:: PROVIDED DATA ::

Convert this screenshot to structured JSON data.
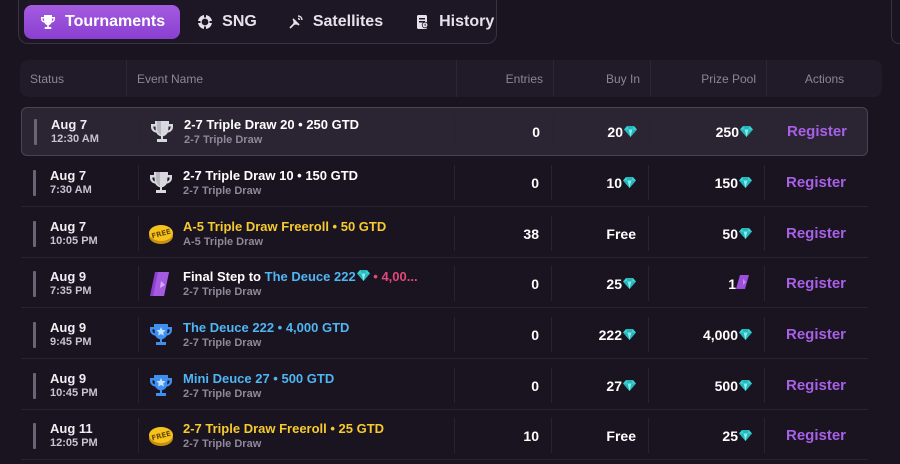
{
  "tabs": [
    {
      "label": "Tournaments",
      "icon": "trophy-icon",
      "active": true
    },
    {
      "label": "SNG",
      "icon": "chip-icon",
      "active": false
    },
    {
      "label": "Satellites",
      "icon": "satellite-icon",
      "active": false
    },
    {
      "label": "History",
      "icon": "history-icon",
      "active": false
    }
  ],
  "headers": {
    "status": "Status",
    "event": "Event Name",
    "entries": "Entries",
    "buyin": "Buy In",
    "prize": "Prize Pool",
    "actions": "Actions"
  },
  "colors": {
    "accent": "#9b4fdc",
    "register": "#a760e6",
    "freeroll": "#f6cb2e",
    "deuce": "#4fb6f4",
    "gem": "#3ad6d2"
  },
  "rows": [
    {
      "date": "Aug 7",
      "time": "12:30 AM",
      "icon": "silver-trophy-icon",
      "name_prefix": "",
      "name_main": "2-7 Triple Draw 20 • 250 GTD",
      "name_color": "white",
      "name_suffix": "",
      "sub": "2-7 Triple Draw",
      "entries": "0",
      "buyin": "20",
      "buyin_gem": true,
      "prize": "250",
      "prize_icon": "gem",
      "action": "Register"
    },
    {
      "date": "Aug 7",
      "time": "7:30 AM",
      "icon": "silver-trophy-icon",
      "name_prefix": "",
      "name_main": "2-7 Triple Draw 10 • 150 GTD",
      "name_color": "white",
      "name_suffix": "",
      "sub": "2-7 Triple Draw",
      "entries": "0",
      "buyin": "10",
      "buyin_gem": true,
      "prize": "150",
      "prize_icon": "gem",
      "action": "Register"
    },
    {
      "date": "Aug 7",
      "time": "10:05 PM",
      "icon": "free-coin-icon",
      "name_prefix": "",
      "name_main": "A-5 Triple Draw Freeroll • 50 GTD",
      "name_color": "yellow",
      "name_suffix": "",
      "sub": "A-5 Triple Draw",
      "entries": "38",
      "buyin": "Free",
      "buyin_gem": false,
      "prize": "50",
      "prize_icon": "gem",
      "action": "Register"
    },
    {
      "date": "Aug 9",
      "time": "7:35 PM",
      "icon": "ticket-icon",
      "name_prefix": "Final Step to ",
      "name_main": "The Deuce 222",
      "name_color": "blue",
      "name_suffix": " • 4,00...",
      "sub": "2-7 Triple Draw",
      "entries": "0",
      "buyin": "25",
      "buyin_gem": true,
      "prize": "1",
      "prize_icon": "ticket",
      "action": "Register"
    },
    {
      "date": "Aug 9",
      "time": "9:45 PM",
      "icon": "blue-trophy-icon",
      "name_prefix": "",
      "name_main": "The Deuce 222 • 4,000 GTD",
      "name_color": "blue",
      "name_suffix": "",
      "sub": "2-7 Triple Draw",
      "entries": "0",
      "buyin": "222",
      "buyin_gem": true,
      "prize": "4,000",
      "prize_icon": "gem",
      "action": "Register"
    },
    {
      "date": "Aug 9",
      "time": "10:45 PM",
      "icon": "blue-trophy-icon",
      "name_prefix": "",
      "name_main": "Mini Deuce 27 • 500 GTD",
      "name_color": "blue",
      "name_suffix": "",
      "sub": "2-7 Triple Draw",
      "entries": "0",
      "buyin": "27",
      "buyin_gem": true,
      "prize": "500",
      "prize_icon": "gem",
      "action": "Register"
    },
    {
      "date": "Aug 11",
      "time": "12:05 PM",
      "icon": "free-coin-icon",
      "name_prefix": "",
      "name_main": "2-7 Triple Draw Freeroll • 25 GTD",
      "name_color": "yellow",
      "name_suffix": "",
      "sub": "2-7 Triple Draw",
      "entries": "10",
      "buyin": "Free",
      "buyin_gem": false,
      "prize": "25",
      "prize_icon": "gem",
      "action": "Register"
    }
  ]
}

:::

## EXERCISE INSTRUCTIONS
Go through the listing above and write it all out exactly, leaving out any picture.

## FINISHED TASK
Convert this screenshot to structured JSON data.
{
  "tabs": [
    {
      "label": "Tournaments",
      "icon": "trophy-icon",
      "active": true
    },
    {
      "label": "SNG",
      "icon": "chip-icon",
      "active": false
    },
    {
      "label": "Satellites",
      "icon": "satellite-icon",
      "active": false
    },
    {
      "label": "History",
      "icon": "history-icon",
      "active": false
    }
  ],
  "headers": {
    "status": "Status",
    "event": "Event Name",
    "entries": "Entries",
    "buyin": "Buy In",
    "prize": "Prize Pool",
    "actions": "Actions"
  },
  "colors": {
    "accent": "#9b4fdc",
    "register": "#a760e6",
    "freeroll": "#f6cb2e",
    "deuce": "#4fb6f4",
    "gem": "#3ad6d2"
  },
  "rows": [
    {
      "date": "Aug 7",
      "time": "12:30 AM",
      "icon": "silver-trophy-icon",
      "name_prefix": "",
      "name_main": "2-7 Triple Draw 20 • 250 GTD",
      "name_color": "white",
      "name_suffix": "",
      "sub": "2-7 Triple Draw",
      "entries": "0",
      "buyin": "20",
      "buyin_gem": true,
      "prize": "250",
      "prize_icon": "gem",
      "action": "Register"
    },
    {
      "date": "Aug 7",
      "time": "7:30 AM",
      "icon": "silver-trophy-icon",
      "name_prefix": "",
      "name_main": "2-7 Triple Draw 10 • 150 GTD",
      "name_color": "white",
      "name_suffix": "",
      "sub": "2-7 Triple Draw",
      "entries": "0",
      "buyin": "10",
      "buyin_gem": true,
      "prize": "150",
      "prize_icon": "gem",
      "action": "Register"
    },
    {
      "date": "Aug 7",
      "time": "10:05 PM",
      "icon": "free-coin-icon",
      "name_prefix": "",
      "name_main": "A-5 Triple Draw Freeroll • 50 GTD",
      "name_color": "yellow",
      "name_suffix": "",
      "sub": "A-5 Triple Draw",
      "entries": "38",
      "buyin": "Free",
      "buyin_gem": false,
      "prize": "50",
      "prize_icon": "gem",
      "action": "Register"
    },
    {
      "date": "Aug 9",
      "time": "7:35 PM",
      "icon": "ticket-icon",
      "name_prefix": "Final Step to ",
      "name_main": "The Deuce 222",
      "name_color": "blue",
      "name_suffix": " • 4,00...",
      "sub": "2-7 Triple Draw",
      "entries": "0",
      "buyin": "25",
      "buyin_gem": true,
      "prize": "1",
      "prize_icon": "ticket",
      "action": "Register"
    },
    {
      "date": "Aug 9",
      "time": "9:45 PM",
      "icon": "blue-trophy-icon",
      "name_prefix": "",
      "name_main": "The Deuce 222 • 4,000 GTD",
      "name_color": "blue",
      "name_suffix": "",
      "sub": "2-7 Triple Draw",
      "entries": "0",
      "buyin": "222",
      "buyin_gem": true,
      "prize": "4,000",
      "prize_icon": "gem",
      "action": "Register"
    },
    {
      "date": "Aug 9",
      "time": "10:45 PM",
      "icon": "blue-trophy-icon",
      "name_prefix": "",
      "name_main": "Mini Deuce 27 • 500 GTD",
      "name_color": "blue",
      "name_suffix": "",
      "sub": "2-7 Triple Draw",
      "entries": "0",
      "buyin": "27",
      "buyin_gem": true,
      "prize": "500",
      "prize_icon": "gem",
      "action": "Register"
    },
    {
      "date": "Aug 11",
      "time": "12:05 PM",
      "icon": "free-coin-icon",
      "name_prefix": "",
      "name_main": "2-7 Triple Draw Freeroll • 25 GTD",
      "name_color": "yellow",
      "name_suffix": "",
      "sub": "2-7 Triple Draw",
      "entries": "10",
      "buyin": "Free",
      "buyin_gem": false,
      "prize": "25",
      "prize_icon": "gem",
      "action": "Register"
    }
  ]
}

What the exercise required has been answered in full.